• RECORDS FOR THIS TASK:

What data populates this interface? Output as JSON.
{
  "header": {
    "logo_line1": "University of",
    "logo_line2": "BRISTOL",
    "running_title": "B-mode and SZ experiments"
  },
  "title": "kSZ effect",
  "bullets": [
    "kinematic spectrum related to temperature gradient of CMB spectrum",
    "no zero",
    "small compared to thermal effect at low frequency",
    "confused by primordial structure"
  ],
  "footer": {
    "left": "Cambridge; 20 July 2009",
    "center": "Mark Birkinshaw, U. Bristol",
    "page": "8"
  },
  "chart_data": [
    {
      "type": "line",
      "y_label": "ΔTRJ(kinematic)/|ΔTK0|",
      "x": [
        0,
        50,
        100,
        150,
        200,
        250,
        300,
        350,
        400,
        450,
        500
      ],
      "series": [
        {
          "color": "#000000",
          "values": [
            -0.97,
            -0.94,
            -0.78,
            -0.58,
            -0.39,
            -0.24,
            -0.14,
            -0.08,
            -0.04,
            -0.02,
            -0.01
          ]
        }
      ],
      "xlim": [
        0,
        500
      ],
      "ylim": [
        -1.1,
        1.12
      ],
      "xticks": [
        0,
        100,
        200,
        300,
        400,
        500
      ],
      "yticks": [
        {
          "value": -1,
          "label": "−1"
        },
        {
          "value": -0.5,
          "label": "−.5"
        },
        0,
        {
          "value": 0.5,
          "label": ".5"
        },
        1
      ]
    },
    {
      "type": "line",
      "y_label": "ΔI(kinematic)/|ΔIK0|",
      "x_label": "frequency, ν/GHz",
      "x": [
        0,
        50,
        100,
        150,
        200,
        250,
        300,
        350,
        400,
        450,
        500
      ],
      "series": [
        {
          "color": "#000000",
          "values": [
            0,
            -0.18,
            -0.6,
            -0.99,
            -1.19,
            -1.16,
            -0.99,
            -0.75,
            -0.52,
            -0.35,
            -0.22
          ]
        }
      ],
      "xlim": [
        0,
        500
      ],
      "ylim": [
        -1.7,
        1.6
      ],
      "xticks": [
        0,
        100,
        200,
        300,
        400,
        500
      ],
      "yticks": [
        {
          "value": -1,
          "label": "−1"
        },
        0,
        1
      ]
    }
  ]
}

* * *

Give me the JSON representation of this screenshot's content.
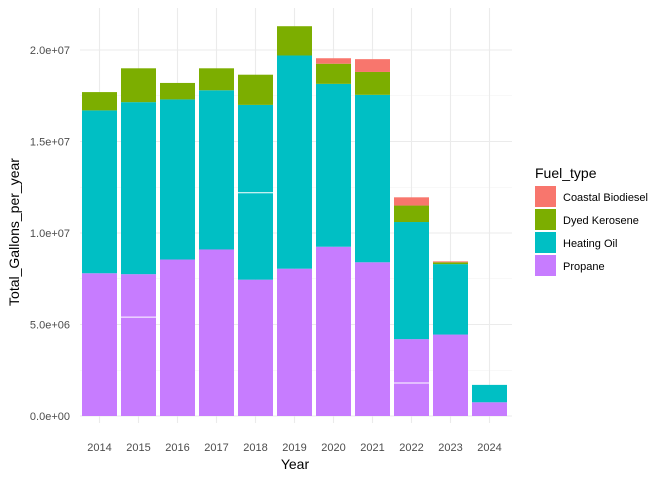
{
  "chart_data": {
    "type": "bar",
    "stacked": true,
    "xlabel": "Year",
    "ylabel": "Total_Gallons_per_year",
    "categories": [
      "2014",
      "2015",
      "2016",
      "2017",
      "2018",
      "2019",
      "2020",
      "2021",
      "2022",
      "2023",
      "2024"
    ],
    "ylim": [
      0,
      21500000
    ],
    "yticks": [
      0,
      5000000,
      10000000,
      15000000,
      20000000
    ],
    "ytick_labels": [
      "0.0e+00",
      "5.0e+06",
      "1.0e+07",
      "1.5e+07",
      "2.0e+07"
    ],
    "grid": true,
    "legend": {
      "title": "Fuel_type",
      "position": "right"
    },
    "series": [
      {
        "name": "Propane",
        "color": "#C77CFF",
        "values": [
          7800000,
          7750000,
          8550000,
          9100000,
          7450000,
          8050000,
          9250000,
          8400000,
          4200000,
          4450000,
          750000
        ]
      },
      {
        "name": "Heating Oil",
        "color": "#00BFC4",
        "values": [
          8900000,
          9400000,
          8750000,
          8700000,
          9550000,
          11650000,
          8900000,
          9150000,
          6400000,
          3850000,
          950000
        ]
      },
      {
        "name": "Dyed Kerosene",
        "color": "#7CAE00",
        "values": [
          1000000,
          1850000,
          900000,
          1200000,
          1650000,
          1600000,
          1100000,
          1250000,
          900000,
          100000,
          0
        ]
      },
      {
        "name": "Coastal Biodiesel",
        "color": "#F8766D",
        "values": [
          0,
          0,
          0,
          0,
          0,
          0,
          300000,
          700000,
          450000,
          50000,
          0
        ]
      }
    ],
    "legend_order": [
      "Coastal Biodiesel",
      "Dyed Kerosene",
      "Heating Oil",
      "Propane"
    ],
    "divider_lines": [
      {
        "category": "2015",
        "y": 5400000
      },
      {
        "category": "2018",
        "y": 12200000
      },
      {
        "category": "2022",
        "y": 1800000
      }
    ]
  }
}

• WHAT YOU WILL DO: Within the listing above, copy each line that has the string "effect".

• RESPONSE TO THIS EXERCISE:
  "title": "kSZ effect",
    "small compared to thermal effect at low frequency",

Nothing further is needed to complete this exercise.